Omit images. Retype all entries verbatim.

━━ INPUT FOR THIS TASK

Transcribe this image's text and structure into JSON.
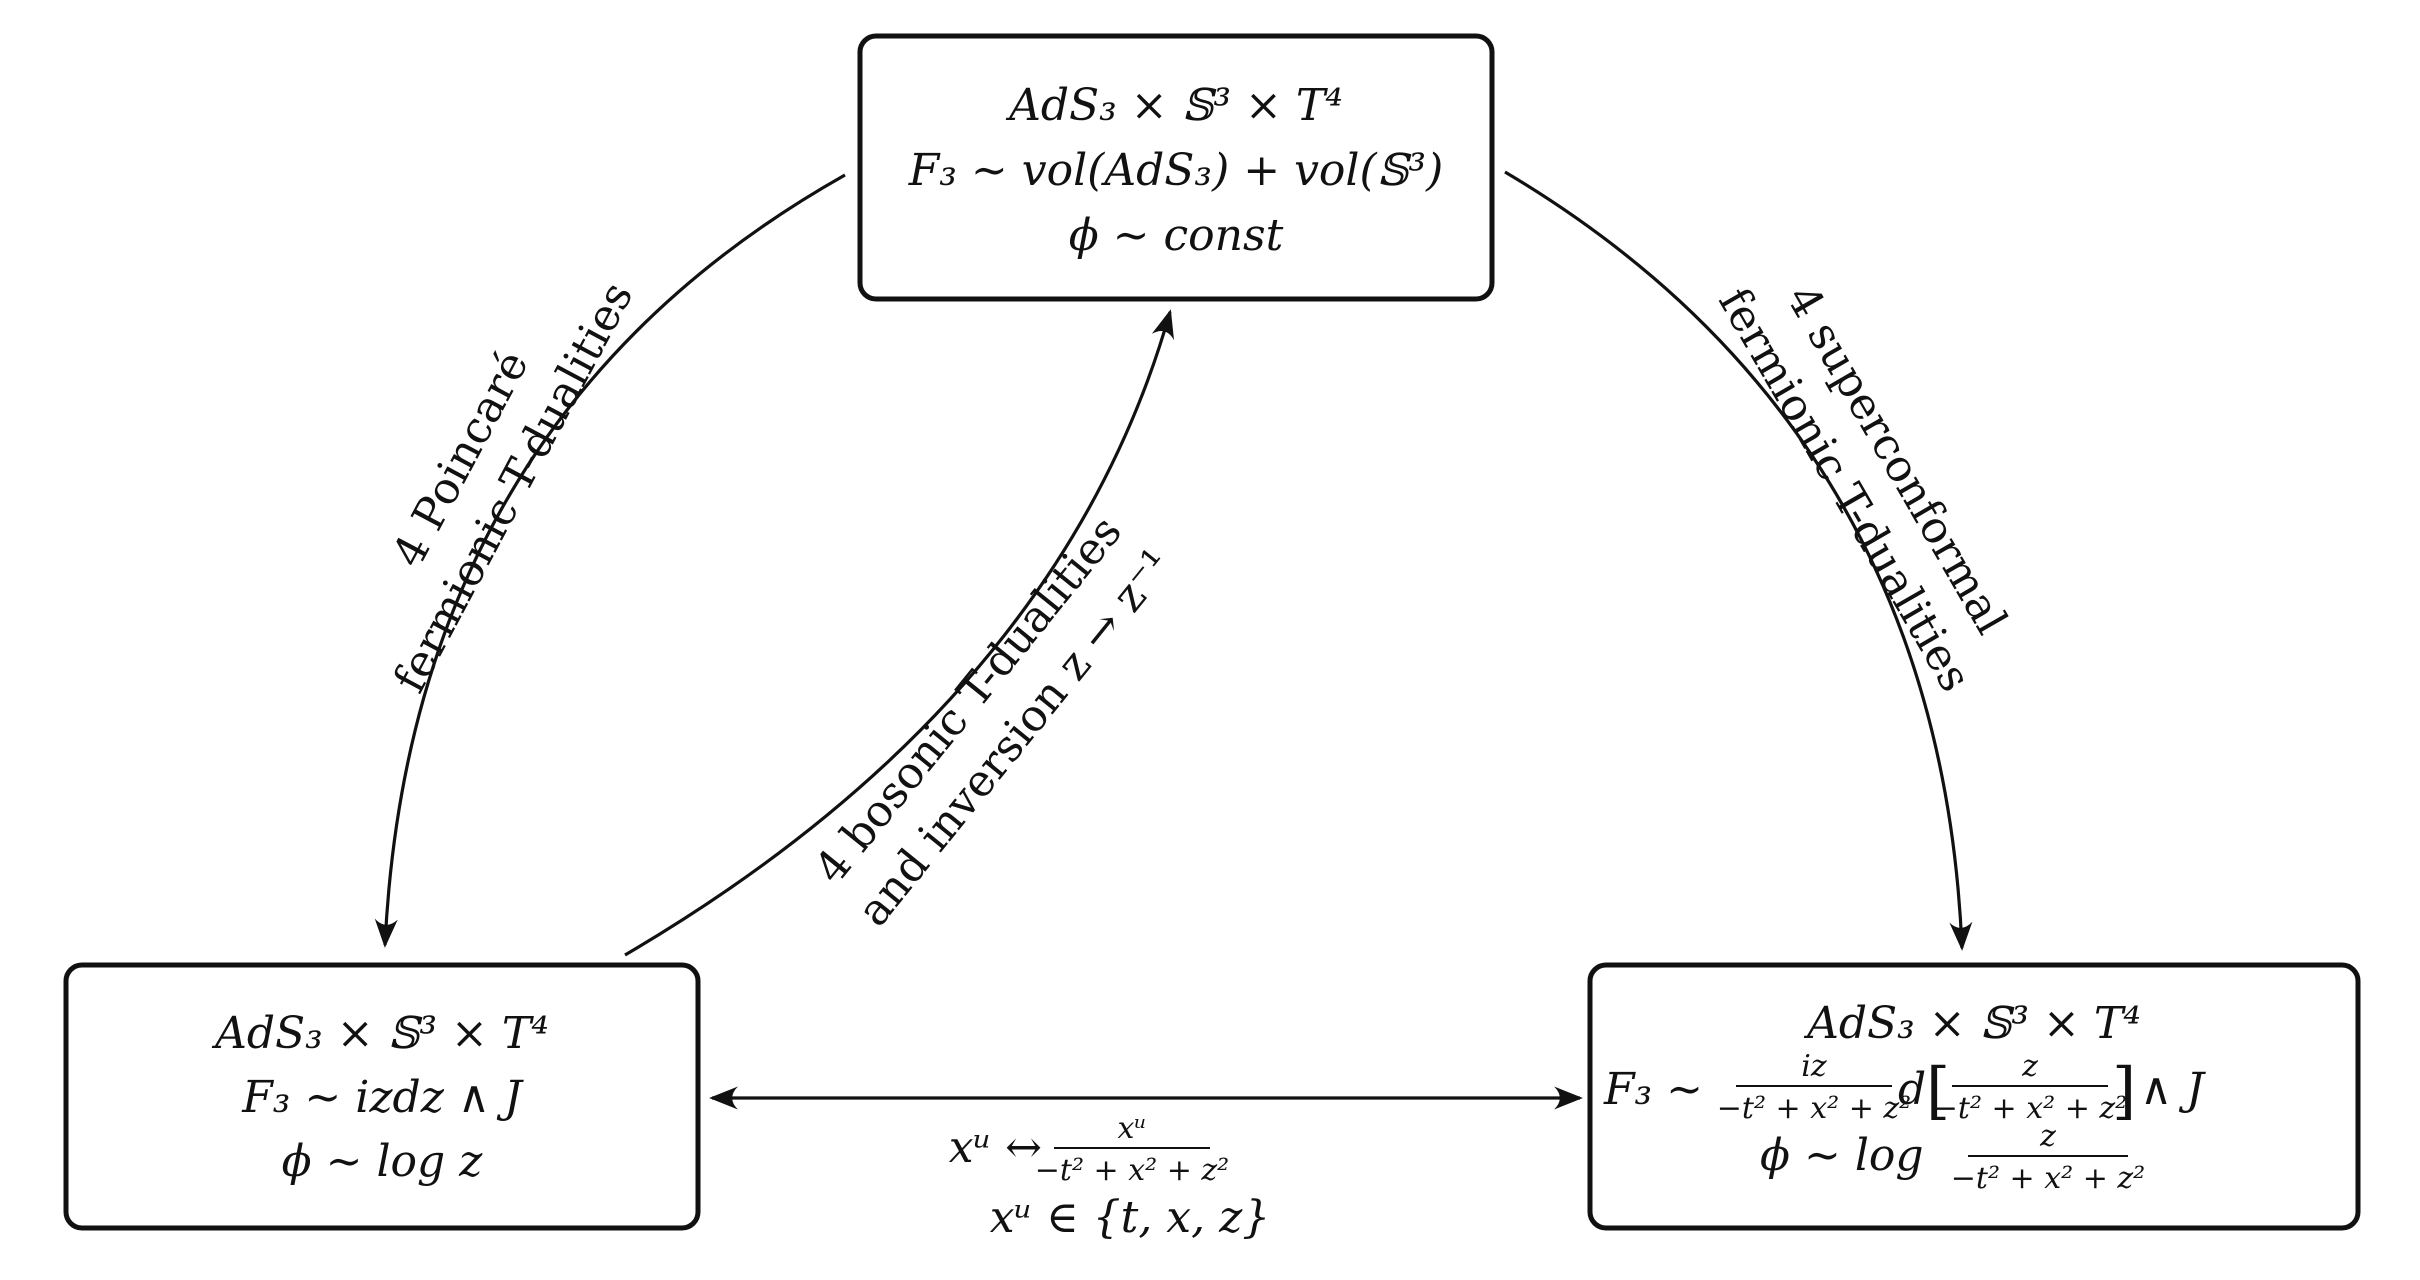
{
  "nodes": {
    "top": {
      "geometry": "AdS₃ × 𝕊³ × T⁴",
      "flux": "F₃ ∼ vol(AdS₃) + vol(𝕊³)",
      "dilaton": "ϕ ∼ const"
    },
    "bottom_left": {
      "geometry": "AdS₃ × 𝕊³ × T⁴",
      "flux": "F₃ ∼ izdz ∧ J",
      "dilaton": "ϕ ∼ log z"
    },
    "bottom_right": {
      "geometry": "AdS₃ × 𝕊³ × T⁴",
      "flux_prefix": "F₃ ∼",
      "flux_frac_num": "iz",
      "flux_frac_den": "−t² + x² + z²",
      "flux_d": "d",
      "flux_bracket_num": "z",
      "flux_bracket_den": "−t² + x² + z²",
      "flux_suffix": "∧ J",
      "dilaton_prefix": "ϕ ∼ log",
      "dilaton_frac_num": "z",
      "dilaton_frac_den": "−t² + x² + z²"
    }
  },
  "edges": {
    "left": {
      "line1": "4 Poincaré",
      "line2": "fermionic T-dualities"
    },
    "right": {
      "line1": "4 superconformal",
      "line2": "fermionic T-dualities"
    },
    "middle": {
      "line1": "4 bosonic T-dualities",
      "line2": "and inversion z → z⁻¹"
    },
    "bottom": {
      "map_prefix": "xᵘ ↔",
      "map_num": "xᵘ",
      "map_den": "−t² + x² + z²",
      "domain": "xᵘ ∈ {t, x, z}"
    }
  }
}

━━━━

*RESULT OF THIS TASK*.
Transcribe this image's text and structure into JSON.
{
  "nodes": {
    "top": {
      "geometry": "AdS₃ × 𝕊³ × T⁴",
      "flux": "F₃ ∼ vol(AdS₃) + vol(𝕊³)",
      "dilaton": "ϕ ∼ const"
    },
    "bottom_left": {
      "geometry": "AdS₃ × 𝕊³ × T⁴",
      "flux": "F₃ ∼ izdz ∧ J",
      "dilaton": "ϕ ∼ log z"
    },
    "bottom_right": {
      "geometry": "AdS₃ × 𝕊³ × T⁴",
      "flux_prefix": "F₃ ∼",
      "flux_frac_num": "iz",
      "flux_frac_den": "−t² + x² + z²",
      "flux_d": "d",
      "flux_bracket_num": "z",
      "flux_bracket_den": "−t² + x² + z²",
      "flux_suffix": "∧ J",
      "dilaton_prefix": "ϕ ∼ log",
      "dilaton_frac_num": "z",
      "dilaton_frac_den": "−t² + x² + z²"
    }
  },
  "edges": {
    "left": {
      "line1": "4 Poincaré",
      "line2": "fermionic T-dualities"
    },
    "right": {
      "line1": "4 superconformal",
      "line2": "fermionic T-dualities"
    },
    "middle": {
      "line1": "4 bosonic T-dualities",
      "line2": "and inversion z → z⁻¹"
    },
    "bottom": {
      "map_prefix": "xᵘ ↔",
      "map_num": "xᵘ",
      "map_den": "−t² + x² + z²",
      "domain": "xᵘ ∈ {t, x, z}"
    }
  }
}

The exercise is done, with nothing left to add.